§ **What the task asks**:
Each record is to be transcribed exactly.

§ **Entries shown**:
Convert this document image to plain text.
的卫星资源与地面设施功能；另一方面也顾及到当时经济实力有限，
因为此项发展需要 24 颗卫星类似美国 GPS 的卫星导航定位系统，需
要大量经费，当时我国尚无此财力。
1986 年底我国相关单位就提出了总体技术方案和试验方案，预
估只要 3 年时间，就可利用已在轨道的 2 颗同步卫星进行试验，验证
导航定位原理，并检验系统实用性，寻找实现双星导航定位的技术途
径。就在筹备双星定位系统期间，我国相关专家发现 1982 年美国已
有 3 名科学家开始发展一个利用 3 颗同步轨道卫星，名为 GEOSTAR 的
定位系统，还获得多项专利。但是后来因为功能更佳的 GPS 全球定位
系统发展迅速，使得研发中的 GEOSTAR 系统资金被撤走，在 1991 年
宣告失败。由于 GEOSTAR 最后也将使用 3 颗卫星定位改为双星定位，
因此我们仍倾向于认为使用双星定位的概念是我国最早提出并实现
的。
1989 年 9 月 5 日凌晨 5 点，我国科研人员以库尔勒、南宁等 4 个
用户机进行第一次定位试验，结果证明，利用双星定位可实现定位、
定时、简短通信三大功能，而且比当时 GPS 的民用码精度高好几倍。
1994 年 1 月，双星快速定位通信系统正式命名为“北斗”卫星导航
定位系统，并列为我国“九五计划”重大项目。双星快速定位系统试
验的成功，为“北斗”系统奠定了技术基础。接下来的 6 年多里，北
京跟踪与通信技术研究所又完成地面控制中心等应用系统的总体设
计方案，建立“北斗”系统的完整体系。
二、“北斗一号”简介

§ **Final answer**:
Convert this document image to plain text.
的卫星资源与地面设施功能；另一方面也顾及到当时经济实力有限，
因为此项发展需要 24 颗卫星类似美国 GPS 的卫星导航定位系统，需
要大量经费，当时我国尚无此财力。
1986 年底我国相关单位就提出了总体技术方案和试验方案，预
估只要 3 年时间，就可利用已在轨道的 2 颗同步卫星进行试验，验证
导航定位原理，并检验系统实用性，寻找实现双星导航定位的技术途
径。就在筹备双星定位系统期间，我国相关专家发现 1982 年美国已
有 3 名科学家开始发展一个利用 3 颗同步轨道卫星，名为 GEOSTAR 的
定位系统，还获得多项专利。但是后来因为功能更佳的 GPS 全球定位
系统发展迅速，使得研发中的 GEOSTAR 系统资金被撤走，在 1991 年
宣告失败。由于 GEOSTAR 最后也将使用 3 颗卫星定位改为双星定位，
因此我们仍倾向于认为使用双星定位的概念是我国最早提出并实现
的。
1989 年 9 月 5 日凌晨 5 点，我国科研人员以库尔勒、南宁等 4 个
用户机进行第一次定位试验，结果证明，利用双星定位可实现定位、
定时、简短通信三大功能，而且比当时 GPS 的民用码精度高好几倍。
1994 年 1 月，双星快速定位通信系统正式命名为“北斗”卫星导航
定位系统，并列为我国“九五计划”重大项目。双星快速定位系统试
验的成功，为“北斗”系统奠定了技术基础。接下来的 6 年多里，北
京跟踪与通信技术研究所又完成地面控制中心等应用系统的总体设
计方案，建立“北斗”系统的完整体系。
二、“北斗一号”简介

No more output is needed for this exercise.